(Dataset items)

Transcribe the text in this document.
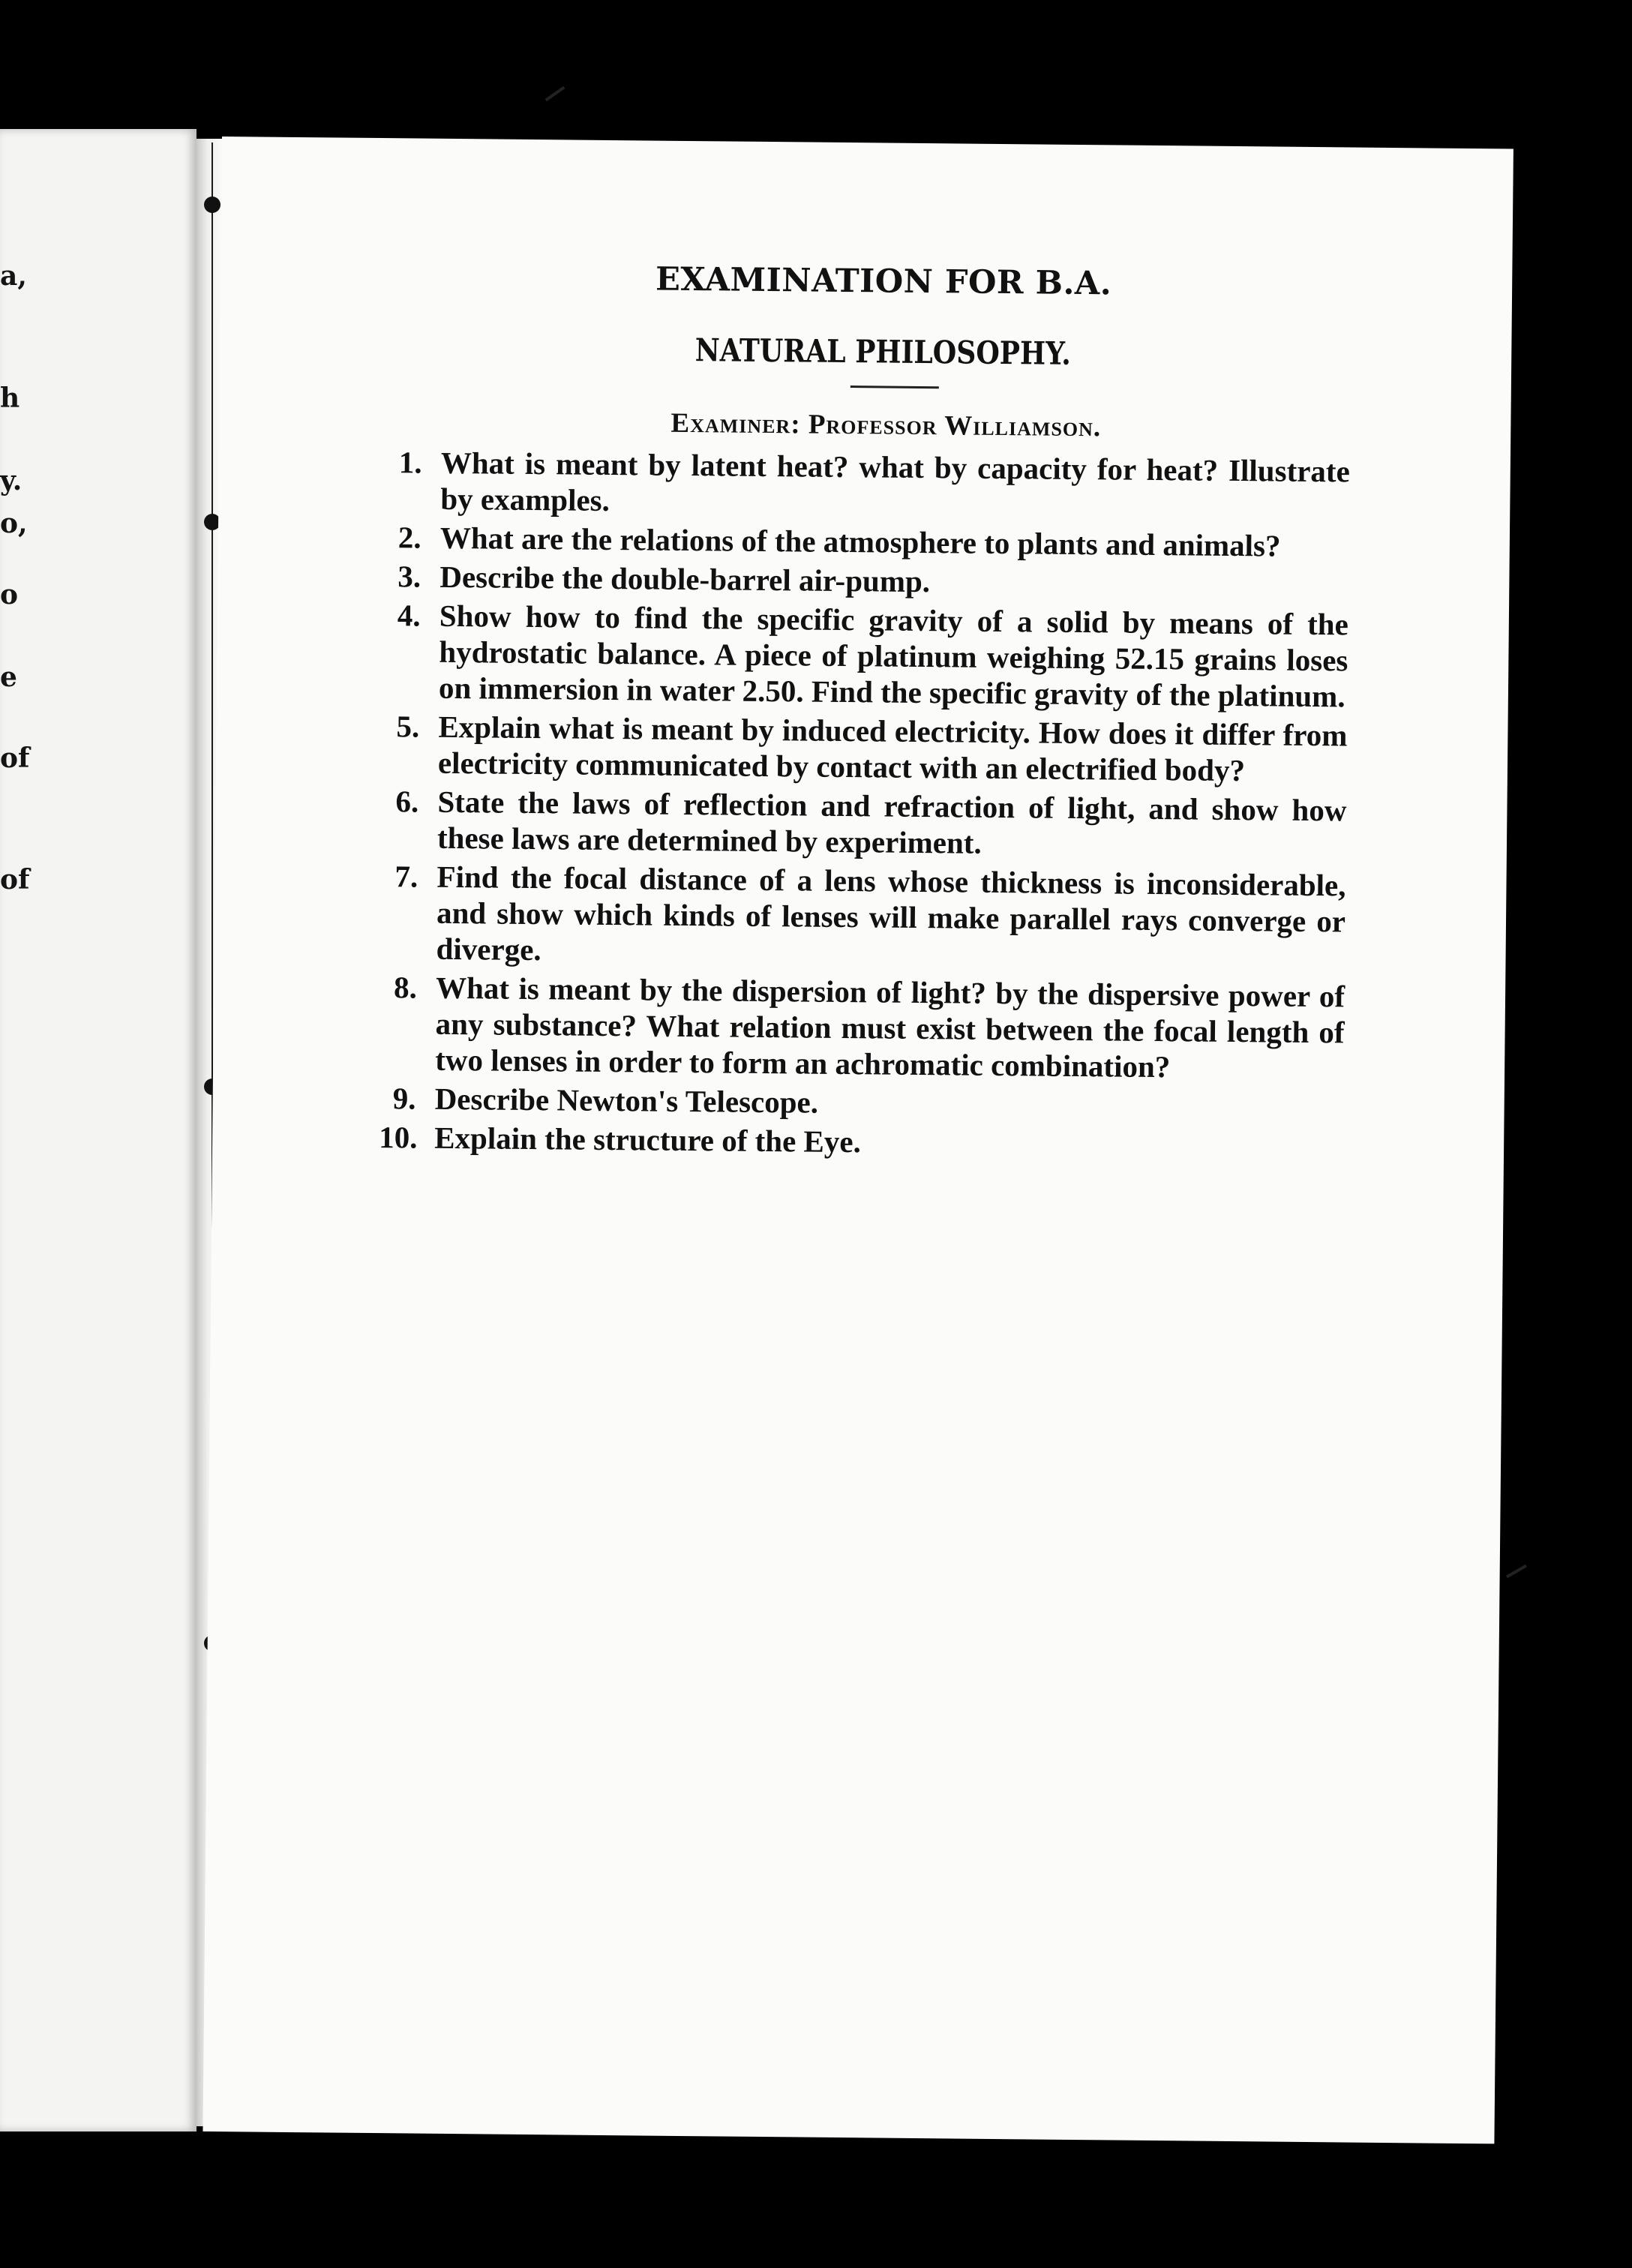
a,
h
y.
o,
o
e
of
of
EXAMINATION FOR B.A.
NATURAL PHILOSOPHY.
Examiner: Professor Williamson.
1. What is meant by latent heat? what by capacity for heat? Illustrate by examples.
2. What are the relations of the atmosphere to plants and animals?
3. Describe the double-barrel air-pump.
4. Show how to find the specific gravity of a solid by means of the hydrostatic balance. A piece of platinum weighing 52.15 grains loses on immersion in water 2.50. Find the specific gravity of the platinum.
5. Explain what is meant by induced electricity. How does it differ from electricity communicated by contact with an electrified body?
6. State the laws of reflection and refraction of light, and show how these laws are determined by experiment.
7. Find the focal distance of a lens whose thickness is inconsiderable, and show which kinds of lenses will make parallel rays converge or diverge.
8. What is meant by the dispersion of light? by the dispersive power of any substance? What relation must exist between the focal length of two lenses in order to form an achromatic combination?
9. Describe Newton's Telescope.
10. Explain the structure of the Eye.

**What to do:** Copy out each line word for word, please, skipping the images.

**Result below:**
Transcribe the text in this document.
a,
h
y.
o,
o
e
of
of
EXAMINATION FOR B.A.
NATURAL PHILOSOPHY.
Examiner: Professor Williamson.
1. What is meant by latent heat? what by capacity for heat? Illustrate by examples.
2. What are the relations of the atmosphere to plants and animals?
3. Describe the double-barrel air-pump.
4. Show how to find the specific gravity of a solid by means of the hydrostatic balance. A piece of platinum weighing 52.15 grains loses on immersion in water 2.50. Find the specific gravity of the platinum.
5. Explain what is meant by induced electricity. How does it differ from electricity communicated by contact with an electrified body?
6. State the laws of reflection and refraction of light, and show how these laws are determined by experiment.
7. Find the focal distance of a lens whose thickness is inconsiderable, and show which kinds of lenses will make parallel rays converge or diverge.
8. What is meant by the dispersion of light? by the dispersive power of any substance? What relation must exist between the focal length of two lenses in order to form an achromatic combination?
9. Describe Newton's Telescope.
10. Explain the structure of the Eye.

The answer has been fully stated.